Problems to work on:
[1] Update the memory benchmark output starting with "Measuring cache-to-cache transfer" and going on through "latencies (in ns)...", replacing "cache-to-cache" with "core-to-core".
[2] Answer these from the memory benchmark output.
(a) What latency in ns is listed for an inject delay of 00500?
(b) What is the Local Socket L2->L2 HITM latency?
(c) Which version of Intel(R) Memory Latency Checker is named?

Measuring Memory Bandwidths between nodes within system 
Bandwidths are in MB/sec (1 MB/sec = 1,000,000 Bytes/sec)
Using only one thread from each core if Hyper-threading is enabled
Using Read-only traffic type
		Numa node
Numa node	    0	
       0	173319.8	

Measuring Loaded Latencies for the system
Using only one thread from each core if Hyper-threading is enabled
Using Read-only traffic type
Inject	Latency	Bandwidth
Delay	(ns)	MB/sec
==========================
 00000	454.40	173211.5
 00002	453.72	173107.7
 00008	459.06	171844.2
 00015	465.98	168112.2
 00050	397.91	167074.2
 00100	370.15	167004.3
 00200	310.15	166536.0
 00300	234.81	167069.8
 00400	143.10	155939.0
 00500	124.26	129519.1
 00700	109.46	 94400.6
 01000	103.33	 66974.9
 01300	100.77	 51912.0
 01700	98.96	 40026.2
 02500	97.50	 27578.3
 03500	96.99	 19946.7
 05000	96.30	 14200.9
 09000	95.85	  8210.1
 20000	95.28	  4062.9

Measuring cache-to-cache transfer latency (in ns)...
Local Socket L2->L2 HIT  latency	19.5
Local Socket L2->L2 HITM latency	21.4

mlc results with numa on:

Intel(R) Memory Latency Checker - v3.9a
Measuring idle latencies (in ns)...
		Numa node
Numa node	    0	    1	    2	    3	
       0	 74.4	 81.1	 87.4	 89.3	
       1	 83.0	 75.6	 89.9	 87.5	
       2	 92.7	 89.7	 75.5	 80.9	
       3	 90.0	 87.6	 81.3	 74.7	

Measuring Peak Injection Memory Bandwidths for the system
Bandwidths are in MB/sec (1 MB/sec = 1,000,000 Bytes/sec)

Records:
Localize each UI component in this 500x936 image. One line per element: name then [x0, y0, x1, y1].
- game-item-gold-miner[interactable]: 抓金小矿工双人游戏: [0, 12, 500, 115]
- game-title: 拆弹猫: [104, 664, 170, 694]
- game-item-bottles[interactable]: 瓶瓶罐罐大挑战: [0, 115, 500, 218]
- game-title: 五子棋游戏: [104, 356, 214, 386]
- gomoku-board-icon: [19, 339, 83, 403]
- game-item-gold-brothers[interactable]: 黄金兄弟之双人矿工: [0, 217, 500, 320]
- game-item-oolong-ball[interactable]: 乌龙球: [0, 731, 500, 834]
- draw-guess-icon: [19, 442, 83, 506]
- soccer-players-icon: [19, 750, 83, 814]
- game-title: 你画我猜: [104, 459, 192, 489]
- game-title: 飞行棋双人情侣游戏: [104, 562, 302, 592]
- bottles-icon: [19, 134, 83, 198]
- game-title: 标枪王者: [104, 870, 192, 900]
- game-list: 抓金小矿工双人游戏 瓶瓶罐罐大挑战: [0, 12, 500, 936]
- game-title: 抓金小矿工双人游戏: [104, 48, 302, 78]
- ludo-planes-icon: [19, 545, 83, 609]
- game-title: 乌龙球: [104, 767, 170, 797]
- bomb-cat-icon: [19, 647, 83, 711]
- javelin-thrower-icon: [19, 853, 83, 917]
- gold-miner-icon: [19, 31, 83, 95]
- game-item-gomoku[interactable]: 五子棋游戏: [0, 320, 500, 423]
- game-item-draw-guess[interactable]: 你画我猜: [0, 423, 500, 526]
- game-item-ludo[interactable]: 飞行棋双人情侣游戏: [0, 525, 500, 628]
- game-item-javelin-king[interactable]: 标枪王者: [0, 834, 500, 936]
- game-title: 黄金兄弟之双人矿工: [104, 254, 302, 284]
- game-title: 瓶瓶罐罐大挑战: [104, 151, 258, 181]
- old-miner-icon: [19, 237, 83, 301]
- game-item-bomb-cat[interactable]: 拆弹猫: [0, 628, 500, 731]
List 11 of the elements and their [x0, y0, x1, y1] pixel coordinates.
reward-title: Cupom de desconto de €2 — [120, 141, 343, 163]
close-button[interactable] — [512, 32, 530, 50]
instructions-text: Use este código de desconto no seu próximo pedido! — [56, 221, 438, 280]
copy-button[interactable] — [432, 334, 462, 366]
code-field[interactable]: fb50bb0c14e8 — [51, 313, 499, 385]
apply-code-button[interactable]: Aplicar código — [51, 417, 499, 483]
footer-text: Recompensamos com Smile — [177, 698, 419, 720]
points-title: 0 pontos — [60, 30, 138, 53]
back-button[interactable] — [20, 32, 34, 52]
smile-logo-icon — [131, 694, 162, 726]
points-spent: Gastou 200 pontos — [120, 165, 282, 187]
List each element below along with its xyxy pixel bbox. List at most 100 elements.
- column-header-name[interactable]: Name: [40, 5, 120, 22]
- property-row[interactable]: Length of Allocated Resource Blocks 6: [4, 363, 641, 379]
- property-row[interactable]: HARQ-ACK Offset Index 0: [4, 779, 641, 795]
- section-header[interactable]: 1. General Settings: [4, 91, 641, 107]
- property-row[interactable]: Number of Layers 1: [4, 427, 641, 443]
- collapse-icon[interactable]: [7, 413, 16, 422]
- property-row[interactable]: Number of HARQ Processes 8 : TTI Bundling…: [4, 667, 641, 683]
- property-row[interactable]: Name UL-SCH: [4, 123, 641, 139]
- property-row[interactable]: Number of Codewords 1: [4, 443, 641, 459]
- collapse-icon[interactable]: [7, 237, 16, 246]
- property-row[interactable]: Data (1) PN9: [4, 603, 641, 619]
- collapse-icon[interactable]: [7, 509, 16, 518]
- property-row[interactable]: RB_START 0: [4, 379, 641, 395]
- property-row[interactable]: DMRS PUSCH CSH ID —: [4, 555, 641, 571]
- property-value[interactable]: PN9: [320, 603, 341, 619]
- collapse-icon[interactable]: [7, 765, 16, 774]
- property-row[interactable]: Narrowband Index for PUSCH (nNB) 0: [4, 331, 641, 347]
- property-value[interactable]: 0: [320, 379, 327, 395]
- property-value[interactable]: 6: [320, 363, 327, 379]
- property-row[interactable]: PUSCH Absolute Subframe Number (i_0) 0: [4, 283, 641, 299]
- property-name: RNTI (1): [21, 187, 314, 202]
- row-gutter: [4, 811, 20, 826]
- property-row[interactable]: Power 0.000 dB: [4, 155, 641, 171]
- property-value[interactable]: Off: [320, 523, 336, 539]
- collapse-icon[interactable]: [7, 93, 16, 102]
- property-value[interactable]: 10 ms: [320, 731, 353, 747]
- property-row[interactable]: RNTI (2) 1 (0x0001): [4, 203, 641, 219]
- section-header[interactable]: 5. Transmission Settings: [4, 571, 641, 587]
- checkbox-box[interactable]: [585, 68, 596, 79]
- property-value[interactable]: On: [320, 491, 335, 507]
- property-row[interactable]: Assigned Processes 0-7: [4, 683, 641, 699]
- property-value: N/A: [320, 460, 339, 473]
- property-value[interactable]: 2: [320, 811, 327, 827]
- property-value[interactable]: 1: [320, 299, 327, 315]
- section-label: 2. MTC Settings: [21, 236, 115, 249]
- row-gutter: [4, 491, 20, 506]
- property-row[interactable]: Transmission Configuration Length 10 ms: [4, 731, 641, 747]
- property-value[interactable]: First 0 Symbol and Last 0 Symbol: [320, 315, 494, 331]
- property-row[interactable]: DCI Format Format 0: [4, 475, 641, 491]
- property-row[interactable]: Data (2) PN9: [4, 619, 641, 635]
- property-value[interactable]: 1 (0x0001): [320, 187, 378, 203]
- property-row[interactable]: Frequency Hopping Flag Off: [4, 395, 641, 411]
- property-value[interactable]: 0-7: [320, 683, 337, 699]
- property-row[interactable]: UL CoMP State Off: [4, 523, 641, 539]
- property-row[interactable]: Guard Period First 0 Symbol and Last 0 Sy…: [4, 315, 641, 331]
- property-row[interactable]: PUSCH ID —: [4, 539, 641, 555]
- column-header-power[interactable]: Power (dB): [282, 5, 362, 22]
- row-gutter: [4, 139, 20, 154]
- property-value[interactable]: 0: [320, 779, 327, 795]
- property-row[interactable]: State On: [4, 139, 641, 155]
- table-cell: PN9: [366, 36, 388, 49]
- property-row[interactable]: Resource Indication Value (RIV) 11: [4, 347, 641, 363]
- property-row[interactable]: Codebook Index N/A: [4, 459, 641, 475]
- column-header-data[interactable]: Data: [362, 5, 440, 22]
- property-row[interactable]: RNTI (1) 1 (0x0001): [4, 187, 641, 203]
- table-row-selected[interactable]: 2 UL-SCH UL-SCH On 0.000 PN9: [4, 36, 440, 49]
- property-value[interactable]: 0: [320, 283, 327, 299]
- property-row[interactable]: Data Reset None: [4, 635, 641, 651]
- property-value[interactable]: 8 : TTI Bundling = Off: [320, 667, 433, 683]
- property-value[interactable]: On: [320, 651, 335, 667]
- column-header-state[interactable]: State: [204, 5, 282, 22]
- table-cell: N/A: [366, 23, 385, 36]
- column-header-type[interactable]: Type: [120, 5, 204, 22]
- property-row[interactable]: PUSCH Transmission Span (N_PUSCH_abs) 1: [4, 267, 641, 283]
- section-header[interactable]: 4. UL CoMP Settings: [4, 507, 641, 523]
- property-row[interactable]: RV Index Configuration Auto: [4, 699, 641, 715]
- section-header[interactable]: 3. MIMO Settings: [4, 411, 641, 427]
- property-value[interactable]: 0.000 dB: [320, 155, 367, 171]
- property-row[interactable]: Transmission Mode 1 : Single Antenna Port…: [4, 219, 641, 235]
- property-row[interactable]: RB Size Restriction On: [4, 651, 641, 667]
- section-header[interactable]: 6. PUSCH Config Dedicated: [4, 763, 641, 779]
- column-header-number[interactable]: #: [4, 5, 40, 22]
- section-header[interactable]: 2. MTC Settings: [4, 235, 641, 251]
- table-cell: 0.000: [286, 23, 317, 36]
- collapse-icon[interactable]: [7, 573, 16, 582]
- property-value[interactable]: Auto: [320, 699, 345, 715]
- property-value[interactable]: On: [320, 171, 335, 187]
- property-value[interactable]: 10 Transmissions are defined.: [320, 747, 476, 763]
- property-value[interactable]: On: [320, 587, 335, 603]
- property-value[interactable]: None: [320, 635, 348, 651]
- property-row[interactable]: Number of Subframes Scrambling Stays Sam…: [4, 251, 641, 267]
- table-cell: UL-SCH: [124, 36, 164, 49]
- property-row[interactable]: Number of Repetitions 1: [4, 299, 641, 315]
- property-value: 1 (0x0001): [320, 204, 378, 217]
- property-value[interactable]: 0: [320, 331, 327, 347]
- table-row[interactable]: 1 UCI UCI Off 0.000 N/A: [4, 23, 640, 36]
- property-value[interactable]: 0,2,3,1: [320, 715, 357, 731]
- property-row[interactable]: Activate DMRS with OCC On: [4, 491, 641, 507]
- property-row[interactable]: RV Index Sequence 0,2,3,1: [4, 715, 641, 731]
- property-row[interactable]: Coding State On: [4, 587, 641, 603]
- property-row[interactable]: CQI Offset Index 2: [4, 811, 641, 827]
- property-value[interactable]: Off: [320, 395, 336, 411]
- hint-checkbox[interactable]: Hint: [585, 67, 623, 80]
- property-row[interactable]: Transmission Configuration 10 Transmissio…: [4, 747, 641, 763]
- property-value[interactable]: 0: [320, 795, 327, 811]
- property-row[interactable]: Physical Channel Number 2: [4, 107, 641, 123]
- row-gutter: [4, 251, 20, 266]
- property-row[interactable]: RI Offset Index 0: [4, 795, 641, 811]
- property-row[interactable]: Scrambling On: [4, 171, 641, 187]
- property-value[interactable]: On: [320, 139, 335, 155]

Replies:
[1]
Measuring core-to-core transfer latency (in ns)...
Local Socket L2->L2 HIT  latency	19.5
Local Socket L2->L2 HITM latency	21.4

mlc results with numa on:

Intel(R) Memory Latency Checker - v3.9a
Measuring idle latencies (in ns)...

[2]
(a) 124.26
(b) 21.4
(c) v3.9a